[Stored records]
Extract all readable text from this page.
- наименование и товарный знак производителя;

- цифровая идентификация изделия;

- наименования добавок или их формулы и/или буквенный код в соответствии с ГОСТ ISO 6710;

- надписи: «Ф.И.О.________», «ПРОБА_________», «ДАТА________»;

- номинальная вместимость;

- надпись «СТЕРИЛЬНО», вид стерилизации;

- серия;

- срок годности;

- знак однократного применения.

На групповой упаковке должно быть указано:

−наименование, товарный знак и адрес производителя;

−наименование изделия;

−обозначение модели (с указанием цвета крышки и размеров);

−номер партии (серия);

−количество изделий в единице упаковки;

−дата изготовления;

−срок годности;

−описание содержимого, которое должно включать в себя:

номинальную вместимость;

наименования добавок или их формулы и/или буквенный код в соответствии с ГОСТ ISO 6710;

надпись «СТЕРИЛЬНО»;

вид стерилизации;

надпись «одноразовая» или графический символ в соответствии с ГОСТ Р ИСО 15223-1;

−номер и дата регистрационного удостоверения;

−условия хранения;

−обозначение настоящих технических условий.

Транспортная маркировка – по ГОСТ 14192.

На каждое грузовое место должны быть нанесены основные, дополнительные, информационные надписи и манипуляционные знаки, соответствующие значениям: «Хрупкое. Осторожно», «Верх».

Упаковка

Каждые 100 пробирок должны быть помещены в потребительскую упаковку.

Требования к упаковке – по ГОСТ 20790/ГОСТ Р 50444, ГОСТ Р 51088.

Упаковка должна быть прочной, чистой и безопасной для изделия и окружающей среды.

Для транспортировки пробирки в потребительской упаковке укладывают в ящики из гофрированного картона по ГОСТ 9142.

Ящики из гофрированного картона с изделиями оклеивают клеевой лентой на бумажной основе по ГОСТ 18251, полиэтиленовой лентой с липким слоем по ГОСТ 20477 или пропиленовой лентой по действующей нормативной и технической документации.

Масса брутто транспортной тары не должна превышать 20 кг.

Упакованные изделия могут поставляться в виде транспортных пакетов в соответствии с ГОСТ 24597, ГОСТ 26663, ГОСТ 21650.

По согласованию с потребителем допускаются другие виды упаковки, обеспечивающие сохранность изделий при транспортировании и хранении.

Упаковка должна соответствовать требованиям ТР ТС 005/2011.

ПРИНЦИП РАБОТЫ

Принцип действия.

* **Task to complete**
Read the entries and select each line where the word "надпись" is found.

* **Answer**
- надпись «СТЕРИЛЬНО», вид стерилизации;
надпись «СТЕРИЛЬНО»;
надпись «одноразовая» или графический символ в соответствии с ГОСТ Р ИСО 15223-1;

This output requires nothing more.